Provided records -

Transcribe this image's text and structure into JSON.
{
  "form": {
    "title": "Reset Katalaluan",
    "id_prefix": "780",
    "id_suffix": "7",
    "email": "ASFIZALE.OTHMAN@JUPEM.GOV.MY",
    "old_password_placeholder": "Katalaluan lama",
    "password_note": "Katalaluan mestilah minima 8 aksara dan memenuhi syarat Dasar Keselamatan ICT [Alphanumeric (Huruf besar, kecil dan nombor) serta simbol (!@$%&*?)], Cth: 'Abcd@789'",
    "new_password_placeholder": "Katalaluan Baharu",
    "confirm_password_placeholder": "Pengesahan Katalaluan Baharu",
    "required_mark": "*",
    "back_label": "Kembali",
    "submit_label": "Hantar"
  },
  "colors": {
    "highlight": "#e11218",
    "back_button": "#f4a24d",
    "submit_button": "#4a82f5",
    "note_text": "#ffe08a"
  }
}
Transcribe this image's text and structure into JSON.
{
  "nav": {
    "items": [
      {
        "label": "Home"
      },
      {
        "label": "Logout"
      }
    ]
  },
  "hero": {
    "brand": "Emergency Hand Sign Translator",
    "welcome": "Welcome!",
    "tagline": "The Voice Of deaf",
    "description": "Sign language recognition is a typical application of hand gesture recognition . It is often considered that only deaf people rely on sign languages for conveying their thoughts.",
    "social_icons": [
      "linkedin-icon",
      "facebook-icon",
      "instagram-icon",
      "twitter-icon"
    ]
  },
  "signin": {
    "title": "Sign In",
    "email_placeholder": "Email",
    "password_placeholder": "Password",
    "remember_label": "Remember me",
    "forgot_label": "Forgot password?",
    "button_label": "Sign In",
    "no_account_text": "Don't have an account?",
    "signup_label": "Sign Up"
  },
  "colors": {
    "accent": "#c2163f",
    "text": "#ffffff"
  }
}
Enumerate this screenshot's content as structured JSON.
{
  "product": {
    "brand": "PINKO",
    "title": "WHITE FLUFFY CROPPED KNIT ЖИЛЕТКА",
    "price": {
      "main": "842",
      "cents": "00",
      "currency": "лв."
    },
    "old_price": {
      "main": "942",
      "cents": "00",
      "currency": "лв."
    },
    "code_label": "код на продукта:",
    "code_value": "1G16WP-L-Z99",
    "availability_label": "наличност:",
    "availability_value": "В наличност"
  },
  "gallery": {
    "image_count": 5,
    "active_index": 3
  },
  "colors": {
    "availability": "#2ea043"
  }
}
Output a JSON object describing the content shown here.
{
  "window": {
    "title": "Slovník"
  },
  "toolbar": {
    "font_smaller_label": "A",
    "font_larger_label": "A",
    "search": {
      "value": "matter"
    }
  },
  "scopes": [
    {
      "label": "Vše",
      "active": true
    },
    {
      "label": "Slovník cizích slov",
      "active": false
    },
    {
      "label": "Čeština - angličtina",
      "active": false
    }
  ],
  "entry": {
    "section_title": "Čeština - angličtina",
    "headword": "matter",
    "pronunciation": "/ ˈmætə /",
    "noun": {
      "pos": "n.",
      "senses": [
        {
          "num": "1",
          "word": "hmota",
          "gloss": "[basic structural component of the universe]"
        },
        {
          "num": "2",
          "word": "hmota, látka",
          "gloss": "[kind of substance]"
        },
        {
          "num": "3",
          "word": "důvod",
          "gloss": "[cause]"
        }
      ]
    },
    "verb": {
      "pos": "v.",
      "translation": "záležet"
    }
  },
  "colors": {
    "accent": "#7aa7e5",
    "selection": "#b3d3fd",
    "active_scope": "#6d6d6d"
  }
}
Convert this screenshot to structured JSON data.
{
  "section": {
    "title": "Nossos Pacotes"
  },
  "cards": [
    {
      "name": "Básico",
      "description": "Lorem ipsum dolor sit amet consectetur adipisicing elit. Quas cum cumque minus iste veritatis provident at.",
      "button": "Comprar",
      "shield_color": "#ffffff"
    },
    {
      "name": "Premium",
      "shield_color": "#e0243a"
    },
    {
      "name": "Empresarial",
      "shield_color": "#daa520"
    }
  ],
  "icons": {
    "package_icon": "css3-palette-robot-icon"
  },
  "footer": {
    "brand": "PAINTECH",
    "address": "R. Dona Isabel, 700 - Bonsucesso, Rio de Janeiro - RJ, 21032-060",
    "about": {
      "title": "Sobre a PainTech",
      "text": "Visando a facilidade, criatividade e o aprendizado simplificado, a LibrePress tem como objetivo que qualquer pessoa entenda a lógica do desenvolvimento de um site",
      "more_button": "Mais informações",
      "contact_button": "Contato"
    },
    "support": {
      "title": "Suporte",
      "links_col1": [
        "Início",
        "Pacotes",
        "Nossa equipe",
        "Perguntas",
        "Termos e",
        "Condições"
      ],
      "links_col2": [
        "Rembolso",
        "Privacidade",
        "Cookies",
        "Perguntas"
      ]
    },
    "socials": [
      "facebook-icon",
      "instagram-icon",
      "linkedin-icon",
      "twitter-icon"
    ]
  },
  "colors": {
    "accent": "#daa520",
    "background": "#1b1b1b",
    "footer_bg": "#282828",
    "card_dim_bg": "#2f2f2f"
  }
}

Written problem - Return only the lines running from the line with "Convert this screenshot" to the last line of the records, both included, exactly as written.

Answer to the problem -
Convert this screenshot to structured JSON data.
{
  "section": {
    "title": "Nossos Pacotes"
  },
  "cards": [
    {
      "name": "Básico",
      "description": "Lorem ipsum dolor sit amet consectetur adipisicing elit. Quas cum cumque minus iste veritatis provident at.",
      "button": "Comprar",
      "shield_color": "#ffffff"
    },
    {
      "name": "Premium",
      "shield_color": "#e0243a"
    },
    {
      "name": "Empresarial",
      "shield_color": "#daa520"
    }
  ],
  "icons": {
    "package_icon": "css3-palette-robot-icon"
  },
  "footer": {
    "brand": "PAINTECH",
    "address": "R. Dona Isabel, 700 - Bonsucesso, Rio de Janeiro - RJ, 21032-060",
    "about": {
      "title": "Sobre a PainTech",
      "text": "Visando a facilidade, criatividade e o aprendizado simplificado, a LibrePress tem como objetivo que qualquer pessoa entenda a lógica do desenvolvimento de um site",
      "more_button": "Mais informações",
      "contact_button": "Contato"
    },
    "support": {
      "title": "Suporte",
      "links_col1": [
        "Início",
        "Pacotes",
        "Nossa equipe",
        "Perguntas",
        "Termos e",
        "Condições"
      ],
      "links_col2": [
        "Rembolso",
        "Privacidade",
        "Cookies",
        "Perguntas"
      ]
    },
    "socials": [
      "facebook-icon",
      "instagram-icon",
      "linkedin-icon",
      "twitter-icon"
    ]
  },
  "colors": {
    "accent": "#daa520",
    "background": "#1b1b1b",
    "footer_bg": "#282828",
    "card_dim_bg": "#2f2f2f"
  }
}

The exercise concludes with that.